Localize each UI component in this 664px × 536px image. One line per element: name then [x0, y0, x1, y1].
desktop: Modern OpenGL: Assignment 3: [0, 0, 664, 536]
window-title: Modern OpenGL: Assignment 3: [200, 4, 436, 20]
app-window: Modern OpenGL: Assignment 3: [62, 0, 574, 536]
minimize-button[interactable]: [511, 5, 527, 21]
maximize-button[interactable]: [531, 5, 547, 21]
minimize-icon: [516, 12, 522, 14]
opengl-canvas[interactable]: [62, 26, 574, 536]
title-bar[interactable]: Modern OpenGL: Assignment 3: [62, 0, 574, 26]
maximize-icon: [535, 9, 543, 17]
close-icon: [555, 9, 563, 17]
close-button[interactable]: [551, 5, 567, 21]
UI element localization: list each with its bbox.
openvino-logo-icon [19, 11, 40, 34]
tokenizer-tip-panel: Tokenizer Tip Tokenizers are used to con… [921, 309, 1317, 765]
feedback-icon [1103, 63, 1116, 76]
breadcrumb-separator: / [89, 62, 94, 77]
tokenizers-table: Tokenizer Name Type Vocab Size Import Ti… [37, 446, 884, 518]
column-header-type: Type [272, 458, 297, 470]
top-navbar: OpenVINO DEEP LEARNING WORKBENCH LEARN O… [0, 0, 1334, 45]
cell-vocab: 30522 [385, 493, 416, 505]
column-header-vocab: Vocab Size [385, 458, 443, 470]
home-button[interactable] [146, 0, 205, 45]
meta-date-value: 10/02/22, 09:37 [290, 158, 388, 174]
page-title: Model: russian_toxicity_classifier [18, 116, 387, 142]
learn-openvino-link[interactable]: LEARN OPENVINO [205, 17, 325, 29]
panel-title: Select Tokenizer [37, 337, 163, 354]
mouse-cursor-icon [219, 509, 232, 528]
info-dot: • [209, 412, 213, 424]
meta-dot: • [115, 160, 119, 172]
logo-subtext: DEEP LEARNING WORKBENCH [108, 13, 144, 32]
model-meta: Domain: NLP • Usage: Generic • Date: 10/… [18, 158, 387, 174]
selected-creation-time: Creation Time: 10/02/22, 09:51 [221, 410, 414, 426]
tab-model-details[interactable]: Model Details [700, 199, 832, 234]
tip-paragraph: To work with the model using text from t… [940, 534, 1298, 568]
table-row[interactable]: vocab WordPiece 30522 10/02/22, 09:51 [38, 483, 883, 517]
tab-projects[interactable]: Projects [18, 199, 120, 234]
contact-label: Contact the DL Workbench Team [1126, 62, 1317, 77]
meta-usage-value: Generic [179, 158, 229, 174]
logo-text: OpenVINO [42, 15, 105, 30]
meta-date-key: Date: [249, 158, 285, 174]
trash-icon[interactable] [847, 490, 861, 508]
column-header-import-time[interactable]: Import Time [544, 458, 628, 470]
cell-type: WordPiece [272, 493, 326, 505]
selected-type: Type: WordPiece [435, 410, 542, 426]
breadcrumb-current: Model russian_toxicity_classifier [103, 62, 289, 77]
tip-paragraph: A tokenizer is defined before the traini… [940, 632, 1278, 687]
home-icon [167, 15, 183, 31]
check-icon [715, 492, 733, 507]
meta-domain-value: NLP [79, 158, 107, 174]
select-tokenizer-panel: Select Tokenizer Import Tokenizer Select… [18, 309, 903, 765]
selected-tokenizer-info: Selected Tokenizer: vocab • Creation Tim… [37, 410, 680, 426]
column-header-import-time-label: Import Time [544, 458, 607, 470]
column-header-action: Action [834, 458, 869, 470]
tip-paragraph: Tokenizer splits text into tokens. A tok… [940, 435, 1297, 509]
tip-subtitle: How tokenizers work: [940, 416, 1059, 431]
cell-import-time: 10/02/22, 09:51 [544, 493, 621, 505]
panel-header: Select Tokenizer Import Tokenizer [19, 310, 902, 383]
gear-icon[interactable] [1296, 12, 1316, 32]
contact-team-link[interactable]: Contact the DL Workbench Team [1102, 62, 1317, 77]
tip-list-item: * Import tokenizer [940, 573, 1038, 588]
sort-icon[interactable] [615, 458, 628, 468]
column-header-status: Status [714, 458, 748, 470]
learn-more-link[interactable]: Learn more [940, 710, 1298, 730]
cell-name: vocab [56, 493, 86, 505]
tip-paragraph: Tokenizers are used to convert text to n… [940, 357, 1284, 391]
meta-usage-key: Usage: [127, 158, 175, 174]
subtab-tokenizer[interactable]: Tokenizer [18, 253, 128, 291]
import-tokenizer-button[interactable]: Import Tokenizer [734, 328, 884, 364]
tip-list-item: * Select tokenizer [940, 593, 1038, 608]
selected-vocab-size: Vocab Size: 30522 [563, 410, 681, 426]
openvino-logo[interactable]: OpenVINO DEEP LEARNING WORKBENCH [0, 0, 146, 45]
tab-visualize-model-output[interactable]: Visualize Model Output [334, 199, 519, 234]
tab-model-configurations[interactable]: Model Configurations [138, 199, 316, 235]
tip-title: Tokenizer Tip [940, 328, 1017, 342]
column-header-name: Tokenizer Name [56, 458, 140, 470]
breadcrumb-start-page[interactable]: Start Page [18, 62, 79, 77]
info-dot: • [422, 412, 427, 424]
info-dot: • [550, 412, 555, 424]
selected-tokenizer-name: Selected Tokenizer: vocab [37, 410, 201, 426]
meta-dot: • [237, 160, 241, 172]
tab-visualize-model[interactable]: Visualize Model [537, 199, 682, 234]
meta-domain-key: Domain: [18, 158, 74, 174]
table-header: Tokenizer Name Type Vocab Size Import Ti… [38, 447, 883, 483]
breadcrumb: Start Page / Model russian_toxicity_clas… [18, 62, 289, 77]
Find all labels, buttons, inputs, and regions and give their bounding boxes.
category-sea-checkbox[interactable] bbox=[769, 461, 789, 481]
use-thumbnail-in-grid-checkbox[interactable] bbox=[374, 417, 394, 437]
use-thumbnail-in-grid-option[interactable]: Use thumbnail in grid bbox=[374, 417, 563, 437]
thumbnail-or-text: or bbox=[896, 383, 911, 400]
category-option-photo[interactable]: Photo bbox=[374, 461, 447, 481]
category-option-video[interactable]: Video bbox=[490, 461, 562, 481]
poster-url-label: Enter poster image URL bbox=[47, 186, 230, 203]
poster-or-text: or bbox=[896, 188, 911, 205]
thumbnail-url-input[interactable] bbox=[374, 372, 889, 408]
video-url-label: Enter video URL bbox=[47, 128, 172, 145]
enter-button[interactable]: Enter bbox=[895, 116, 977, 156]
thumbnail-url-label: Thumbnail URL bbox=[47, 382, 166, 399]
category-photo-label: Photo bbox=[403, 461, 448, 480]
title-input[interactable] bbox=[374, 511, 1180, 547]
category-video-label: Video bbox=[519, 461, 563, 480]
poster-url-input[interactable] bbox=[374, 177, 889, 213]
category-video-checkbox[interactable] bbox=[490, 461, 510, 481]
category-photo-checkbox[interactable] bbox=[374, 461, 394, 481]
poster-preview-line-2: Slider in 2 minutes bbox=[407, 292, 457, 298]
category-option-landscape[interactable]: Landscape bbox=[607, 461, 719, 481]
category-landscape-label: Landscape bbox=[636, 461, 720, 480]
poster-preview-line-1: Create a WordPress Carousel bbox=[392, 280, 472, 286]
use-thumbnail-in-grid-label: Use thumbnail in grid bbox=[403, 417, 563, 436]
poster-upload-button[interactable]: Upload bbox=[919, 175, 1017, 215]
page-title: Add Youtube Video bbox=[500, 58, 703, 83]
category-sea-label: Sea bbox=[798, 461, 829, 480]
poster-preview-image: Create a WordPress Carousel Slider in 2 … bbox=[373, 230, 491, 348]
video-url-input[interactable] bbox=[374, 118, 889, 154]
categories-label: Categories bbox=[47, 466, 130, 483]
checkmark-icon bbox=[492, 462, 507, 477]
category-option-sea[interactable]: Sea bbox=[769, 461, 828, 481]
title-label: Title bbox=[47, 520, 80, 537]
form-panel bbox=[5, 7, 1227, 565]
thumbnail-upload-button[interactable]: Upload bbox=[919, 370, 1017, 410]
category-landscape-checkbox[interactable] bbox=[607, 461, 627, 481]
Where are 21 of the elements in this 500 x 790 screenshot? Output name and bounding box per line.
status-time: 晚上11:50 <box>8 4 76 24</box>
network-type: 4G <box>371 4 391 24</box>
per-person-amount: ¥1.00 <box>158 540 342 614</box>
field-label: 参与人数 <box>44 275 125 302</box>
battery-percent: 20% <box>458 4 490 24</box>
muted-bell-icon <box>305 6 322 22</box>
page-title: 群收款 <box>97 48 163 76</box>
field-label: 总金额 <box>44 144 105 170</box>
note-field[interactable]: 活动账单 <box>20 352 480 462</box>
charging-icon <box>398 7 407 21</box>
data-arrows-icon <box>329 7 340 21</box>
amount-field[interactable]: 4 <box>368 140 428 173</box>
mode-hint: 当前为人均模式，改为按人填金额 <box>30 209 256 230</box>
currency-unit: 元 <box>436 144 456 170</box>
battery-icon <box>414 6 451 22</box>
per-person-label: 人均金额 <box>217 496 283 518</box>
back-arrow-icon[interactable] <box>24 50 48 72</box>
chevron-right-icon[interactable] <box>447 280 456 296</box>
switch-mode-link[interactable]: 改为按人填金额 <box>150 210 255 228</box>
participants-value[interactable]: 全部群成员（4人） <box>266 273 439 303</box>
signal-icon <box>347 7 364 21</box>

_Task requirements_
Reproduce the lines from the first one through the line containing "tip-paragraph: To work", replacing "Modern OpenGL" with "Legacy OpenGL" and keeping everything else unchanged.

_Result for this task_
Localize each UI component in this 664px × 536px image. One line per element: name then [x0, y0, x1, y1].
desktop: Legacy OpenGL: Assignment 3: [0, 0, 664, 536]
window-title: Legacy OpenGL: Assignment 3: [200, 4, 436, 20]
app-window: Legacy OpenGL: Assignment 3: [62, 0, 574, 536]
minimize-button[interactable]: [511, 5, 527, 21]
maximize-button[interactable]: [531, 5, 547, 21]
minimize-icon: [516, 12, 522, 14]
opengl-canvas[interactable]: [62, 26, 574, 536]
title-bar[interactable]: Legacy OpenGL: Assignment 3: [62, 0, 574, 26]
maximize-icon: [535, 9, 543, 17]
close-icon: [555, 9, 563, 17]
close-button[interactable]: [551, 5, 567, 21]
UI element localization: list each with its bbox.
openvino-logo-icon [19, 11, 40, 34]
tokenizer-tip-panel: Tokenizer Tip Tokenizers are used to con… [921, 309, 1317, 765]
feedback-icon [1103, 63, 1116, 76]
breadcrumb-separator: / [89, 62, 94, 77]
tokenizers-table: Tokenizer Name Type Vocab Size Import Ti… [37, 446, 884, 518]
column-header-type: Type [272, 458, 297, 470]
top-navbar: OpenVINO DEEP LEARNING WORKBENCH LEARN O… [0, 0, 1334, 45]
cell-vocab: 30522 [385, 493, 416, 505]
column-header-vocab: Vocab Size [385, 458, 443, 470]
home-button[interactable] [146, 0, 205, 45]
meta-date-value: 10/02/22, 09:37 [290, 158, 388, 174]
page-title: Model: russian_toxicity_classifier [18, 116, 387, 142]
learn-openvino-link[interactable]: LEARN OPENVINO [205, 17, 325, 29]
panel-title: Select Tokenizer [37, 337, 163, 354]
mouse-cursor-icon [219, 509, 232, 528]
info-dot: • [209, 412, 213, 424]
meta-dot: • [115, 160, 119, 172]
logo-subtext: DEEP LEARNING WORKBENCH [108, 13, 144, 32]
model-meta: Domain: NLP • Usage: Generic • Date: 10/… [18, 158, 387, 174]
selected-creation-time: Creation Time: 10/02/22, 09:51 [221, 410, 414, 426]
tab-model-details[interactable]: Model Details [700, 199, 832, 234]
tip-paragraph: To work with the model using text from t… [940, 534, 1298, 568]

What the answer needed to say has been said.